• _GIVEN EXERCISE_:
Look through the lines of the material and count those containing "Power". Give that count alone.
— START OF DATA SUPPLIED —
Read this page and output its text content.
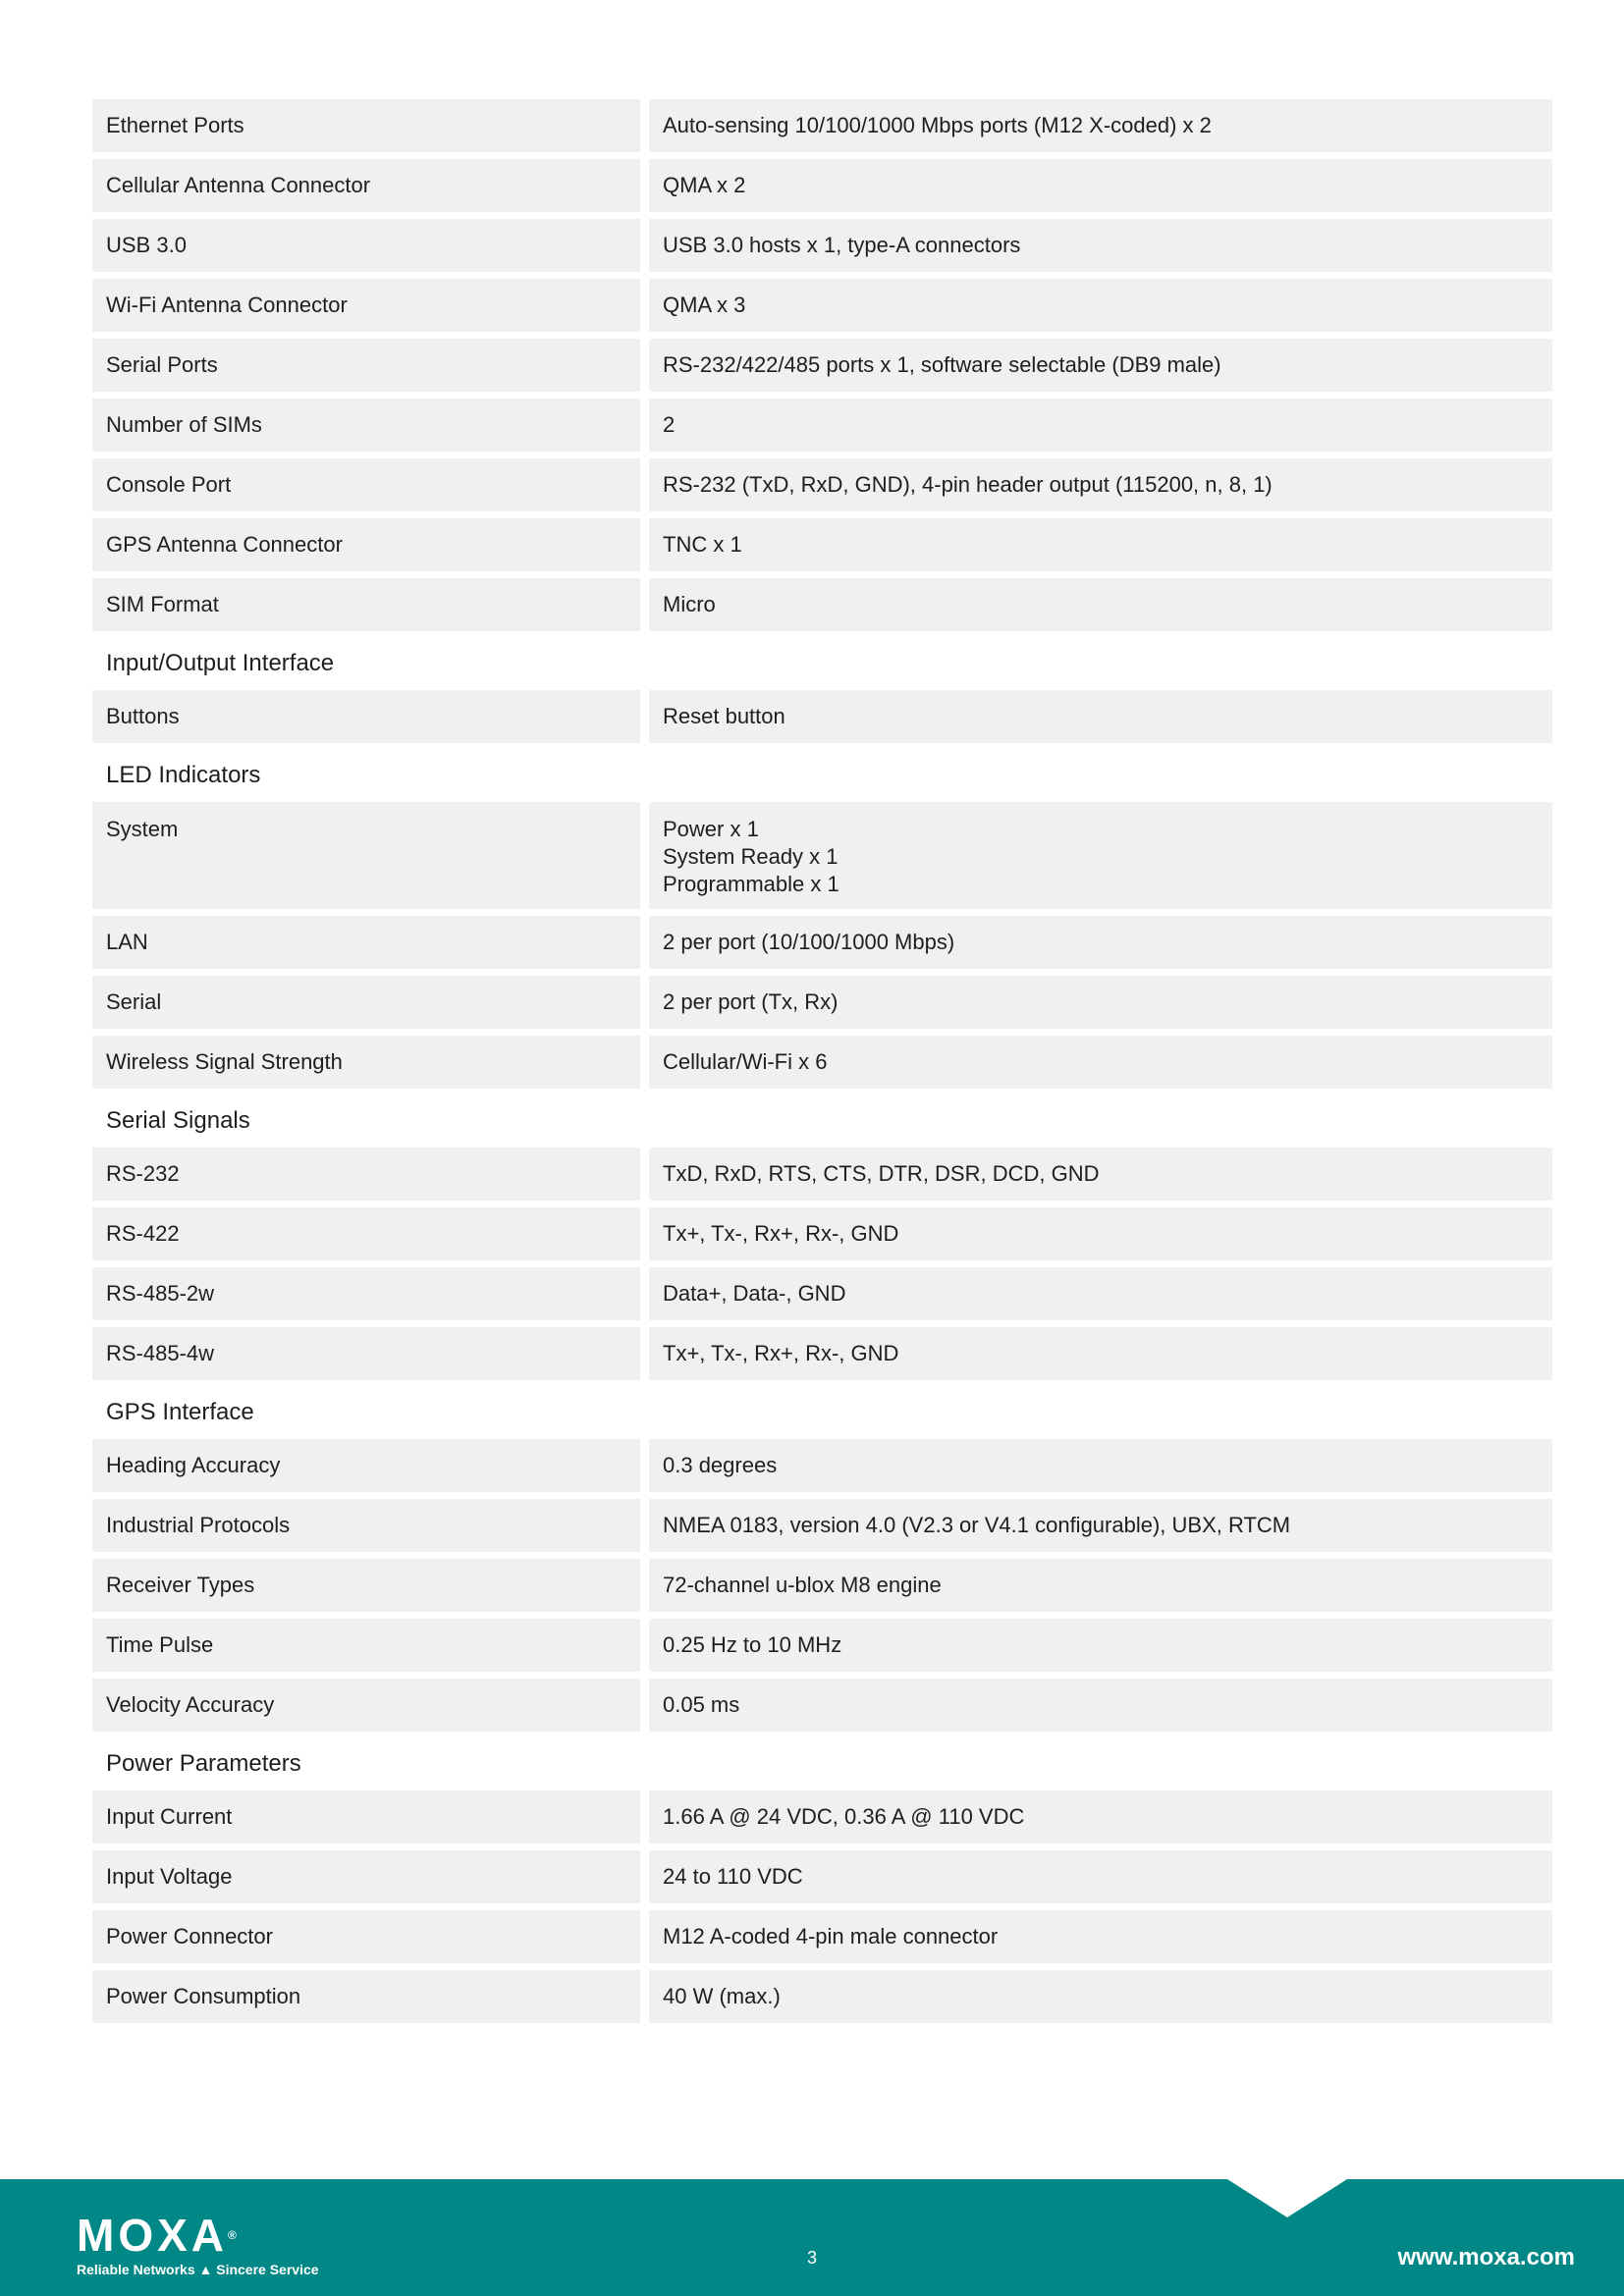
Ethernet Ports	Auto-sensing 10/100/1000 Mbps ports (M12 X-coded) x 2
Cellular Antenna Connector	QMA x 2
USB 3.0	USB 3.0 hosts x 1, type-A connectors
Wi-Fi Antenna Connector	QMA x 3
Serial Ports	RS-232/422/485 ports x 1, software selectable (DB9 male)
Number of SIMs	2
Console Port	RS-232 (TxD, RxD, GND), 4-pin header output (115200, n, 8, 1)
GPS Antenna Connector	TNC x 1
SIM Format	Micro
Input/Output Interface
Buttons	Reset button
LED Indicators
System	Power x 1
System Ready x 1
Programmable x 1
LAN	2 per port (10/100/1000 Mbps)
Serial	2 per port (Tx, Rx)
Wireless Signal Strength	Cellular/Wi-Fi x 6
Serial Signals
RS-232	TxD, RxD, RTS, CTS, DTR, DSR, DCD, GND
RS-422	Tx+, Tx-, Rx+, Rx-, GND
RS-485-2w	Data+, Data-, GND
RS-485-4w	Tx+, Tx-, Rx+, Rx-, GND
GPS Interface
Heading Accuracy	0.3 degrees
Industrial Protocols	NMEA 0183, version 4.0 (V2.3 or V4.1 configurable), UBX, RTCM
Receiver Types	72-channel u-blox M8 engine
Time Pulse	0.25 Hz to 10 MHz
Velocity Accuracy	0.05 ms
Power Parameters
Input Current	1.66 A @ 24 VDC, 0.36 A @ 110 VDC
Input Voltage	24 to 110 VDC
Power Connector	M12 A-coded 4-pin male connector
Power Consumption	40 W (max.)
MOXA®
Reliable Networks ▲ Sincere Service
3	www.moxa.com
— END OF DATA SUPPLIED —
• _SOLUTION_:
4